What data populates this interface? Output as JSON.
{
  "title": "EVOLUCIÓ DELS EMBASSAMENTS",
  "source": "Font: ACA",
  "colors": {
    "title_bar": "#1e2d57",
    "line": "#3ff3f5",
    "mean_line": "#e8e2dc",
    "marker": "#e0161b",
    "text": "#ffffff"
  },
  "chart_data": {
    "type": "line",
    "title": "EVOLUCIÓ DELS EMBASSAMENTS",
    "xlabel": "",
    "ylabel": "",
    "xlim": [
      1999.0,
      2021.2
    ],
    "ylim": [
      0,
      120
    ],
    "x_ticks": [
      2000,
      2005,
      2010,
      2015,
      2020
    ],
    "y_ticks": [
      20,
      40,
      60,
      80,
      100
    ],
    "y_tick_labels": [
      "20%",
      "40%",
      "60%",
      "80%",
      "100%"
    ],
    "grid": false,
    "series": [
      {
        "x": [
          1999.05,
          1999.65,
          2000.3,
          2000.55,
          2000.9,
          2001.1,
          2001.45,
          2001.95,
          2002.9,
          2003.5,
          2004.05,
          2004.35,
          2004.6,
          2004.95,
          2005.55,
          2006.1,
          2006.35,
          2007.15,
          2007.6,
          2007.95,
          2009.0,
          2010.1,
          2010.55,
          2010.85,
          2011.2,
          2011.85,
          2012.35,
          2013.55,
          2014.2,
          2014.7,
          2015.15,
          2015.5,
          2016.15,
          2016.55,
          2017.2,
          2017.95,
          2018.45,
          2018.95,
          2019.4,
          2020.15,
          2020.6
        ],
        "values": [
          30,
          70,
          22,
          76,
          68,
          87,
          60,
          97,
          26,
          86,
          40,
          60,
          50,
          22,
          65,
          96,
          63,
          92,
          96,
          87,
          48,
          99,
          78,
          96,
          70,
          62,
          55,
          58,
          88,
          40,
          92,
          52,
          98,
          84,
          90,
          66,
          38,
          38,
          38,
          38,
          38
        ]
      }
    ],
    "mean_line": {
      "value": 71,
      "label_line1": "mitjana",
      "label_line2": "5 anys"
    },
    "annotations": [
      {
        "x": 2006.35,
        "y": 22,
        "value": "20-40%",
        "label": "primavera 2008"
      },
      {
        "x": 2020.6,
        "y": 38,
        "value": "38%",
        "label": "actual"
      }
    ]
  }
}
__________________________________________________
Write out the whole listing exactly.

- _Solution below_:
What data populates this interface? Output as JSON.
{
  "title": "EVOLUCIÓ DELS EMBASSAMENTS",
  "source": "Font: ACA",
  "colors": {
    "title_bar": "#1e2d57",
    "line": "#3ff3f5",
    "mean_line": "#e8e2dc",
    "marker": "#e0161b",
    "text": "#ffffff"
  },
  "chart_data": {
    "type": "line",
    "title": "EVOLUCIÓ DELS EMBASSAMENTS",
    "xlabel": "",
    "ylabel": "",
    "xlim": [
      1999.0,
      2021.2
    ],
    "ylim": [
      0,
      120
    ],
    "x_ticks": [
      2000,
      2005,
      2010,
      2015,
      2020
    ],
    "y_ticks": [
      20,
      40,
      60,
      80,
      100
    ],
    "y_tick_labels": [
      "20%",
      "40%",
      "60%",
      "80%",
      "100%"
    ],
    "grid": false,
    "series": [
      {
        "x": [
          1999.05,
          1999.65,
          2000.3,
          2000.55,
          2000.9,
          2001.1,
          2001.45,
          2001.95,
          2002.9,
          2003.5,
          2004.05,
          2004.35,
          2004.6,
          2004.95,
          2005.55,
          2006.1,
          2006.35,
          2007.15,
          2007.6,
          2007.95,
          2009.0,
          2010.1,
          2010.55,
          2010.85,
          2011.2,
          2011.85,
          2012.35,
          2013.55,
          2014.2,
          2014.7,
          2015.15,
          2015.5,
          2016.15,
          2016.55,
          2017.2,
          2017.95,
          2018.45,
          2018.95,
          2019.4,
          2020.15,
          2020.6
        ],
        "values": [
          30,
          70,
          22,
          76,
          68,
          87,
          60,
          97,
          26,
          86,
          40,
          60,
          50,
          22,
          65,
          96,
          63,
          92,
          96,
          87,
          48,
          99,
          78,
          96,
          70,
          62,
          55,
          58,
          88,
          40,
          92,
          52,
          98,
          84,
          90,
          66,
          38,
          38,
          38,
          38,
          38
        ]
      }
    ],
    "mean_line": {
      "value": 71,
      "label_line1": "mitjana",
      "label_line2": "5 anys"
    },
    "annotations": [
      {
        "x": 2006.35,
        "y": 22,
        "value": "20-40%",
        "label": "primavera 2008"
      },
      {
        "x": 2020.6,
        "y": 38,
        "value": "38%",
        "label": "actual"
      }
    ]
  }
}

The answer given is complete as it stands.